START INFORMATION SUPPLIED

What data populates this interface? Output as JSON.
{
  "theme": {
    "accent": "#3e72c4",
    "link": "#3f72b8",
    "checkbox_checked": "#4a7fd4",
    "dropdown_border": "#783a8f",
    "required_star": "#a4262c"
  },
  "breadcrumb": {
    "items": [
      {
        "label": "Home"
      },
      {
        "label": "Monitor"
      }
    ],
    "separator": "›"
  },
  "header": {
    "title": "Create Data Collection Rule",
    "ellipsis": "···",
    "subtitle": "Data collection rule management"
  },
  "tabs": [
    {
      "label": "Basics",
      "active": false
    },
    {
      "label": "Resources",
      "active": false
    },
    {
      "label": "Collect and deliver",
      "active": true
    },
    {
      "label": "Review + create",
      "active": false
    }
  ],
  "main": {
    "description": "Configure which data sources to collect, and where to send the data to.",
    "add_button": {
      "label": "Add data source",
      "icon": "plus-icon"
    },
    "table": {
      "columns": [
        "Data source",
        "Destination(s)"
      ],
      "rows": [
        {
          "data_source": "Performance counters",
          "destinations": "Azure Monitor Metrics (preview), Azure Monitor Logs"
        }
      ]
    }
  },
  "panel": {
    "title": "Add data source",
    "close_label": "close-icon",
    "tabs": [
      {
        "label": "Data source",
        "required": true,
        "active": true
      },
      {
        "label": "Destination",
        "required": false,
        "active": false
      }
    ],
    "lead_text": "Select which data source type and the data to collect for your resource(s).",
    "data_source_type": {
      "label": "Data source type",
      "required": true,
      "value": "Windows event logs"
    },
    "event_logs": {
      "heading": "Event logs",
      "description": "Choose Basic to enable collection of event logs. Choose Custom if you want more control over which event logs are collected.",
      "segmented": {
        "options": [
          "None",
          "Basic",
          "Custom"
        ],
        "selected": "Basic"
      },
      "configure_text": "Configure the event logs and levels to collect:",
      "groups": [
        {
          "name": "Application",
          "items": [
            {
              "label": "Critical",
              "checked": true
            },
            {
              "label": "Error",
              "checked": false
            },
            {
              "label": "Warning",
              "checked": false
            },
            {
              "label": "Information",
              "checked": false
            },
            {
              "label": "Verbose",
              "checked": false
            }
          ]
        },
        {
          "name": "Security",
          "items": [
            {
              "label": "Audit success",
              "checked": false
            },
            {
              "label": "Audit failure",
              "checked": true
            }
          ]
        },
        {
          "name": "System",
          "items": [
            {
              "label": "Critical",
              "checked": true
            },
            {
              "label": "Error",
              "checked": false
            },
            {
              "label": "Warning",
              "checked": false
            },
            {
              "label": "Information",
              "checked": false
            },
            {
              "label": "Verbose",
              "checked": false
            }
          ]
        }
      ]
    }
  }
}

END INFORMATION SUPPLIED

THE REQUEST:
Copy out the data shown above without altering anything.

RESULT:
What data populates this interface? Output as JSON.
{
  "theme": {
    "accent": "#3e72c4",
    "link": "#3f72b8",
    "checkbox_checked": "#4a7fd4",
    "dropdown_border": "#783a8f",
    "required_star": "#a4262c"
  },
  "breadcrumb": {
    "items": [
      {
        "label": "Home"
      },
      {
        "label": "Monitor"
      }
    ],
    "separator": "›"
  },
  "header": {
    "title": "Create Data Collection Rule",
    "ellipsis": "···",
    "subtitle": "Data collection rule management"
  },
  "tabs": [
    {
      "label": "Basics",
      "active": false
    },
    {
      "label": "Resources",
      "active": false
    },
    {
      "label": "Collect and deliver",
      "active": true
    },
    {
      "label": "Review + create",
      "active": false
    }
  ],
  "main": {
    "description": "Configure which data sources to collect, and where to send the data to.",
    "add_button": {
      "label": "Add data source",
      "icon": "plus-icon"
    },
    "table": {
      "columns": [
        "Data source",
        "Destination(s)"
      ],
      "rows": [
        {
          "data_source": "Performance counters",
          "destinations": "Azure Monitor Metrics (preview), Azure Monitor Logs"
        }
      ]
    }
  },
  "panel": {
    "title": "Add data source",
    "close_label": "close-icon",
    "tabs": [
      {
        "label": "Data source",
        "required": true,
        "active": true
      },
      {
        "label": "Destination",
        "required": false,
        "active": false
      }
    ],
    "lead_text": "Select which data source type and the data to collect for your resource(s).",
    "data_source_type": {
      "label": "Data source type",
      "required": true,
      "value": "Windows event logs"
    },
    "event_logs": {
      "heading": "Event logs",
      "description": "Choose Basic to enable collection of event logs. Choose Custom if you want more control over which event logs are collected.",
      "segmented": {
        "options": [
          "None",
          "Basic",
          "Custom"
        ],
        "selected": "Basic"
      },
      "configure_text": "Configure the event logs and levels to collect:",
      "groups": [
        {
          "name": "Application",
          "items": [
            {
              "label": "Critical",
              "checked": true
            },
            {
              "label": "Error",
              "checked": false
            },
            {
              "label": "Warning",
              "checked": false
            },
            {
              "label": "Information",
              "checked": false
            },
            {
              "label": "Verbose",
              "checked": false
            }
          ]
        },
        {
          "name": "Security",
          "items": [
            {
              "label": "Audit success",
              "checked": false
            },
            {
              "label": "Audit failure",
              "checked": true
            }
          ]
        },
        {
          "name": "System",
          "items": [
            {
              "label": "Critical",
              "checked": true
            },
            {
              "label": "Error",
              "checked": false
            },
            {
              "label": "Warning",
              "checked": false
            },
            {
              "label": "Information",
              "checked": false
            },
            {
              "label": "Verbose",
              "checked": false
            }
          ]
        }
      ]
    }
  }
}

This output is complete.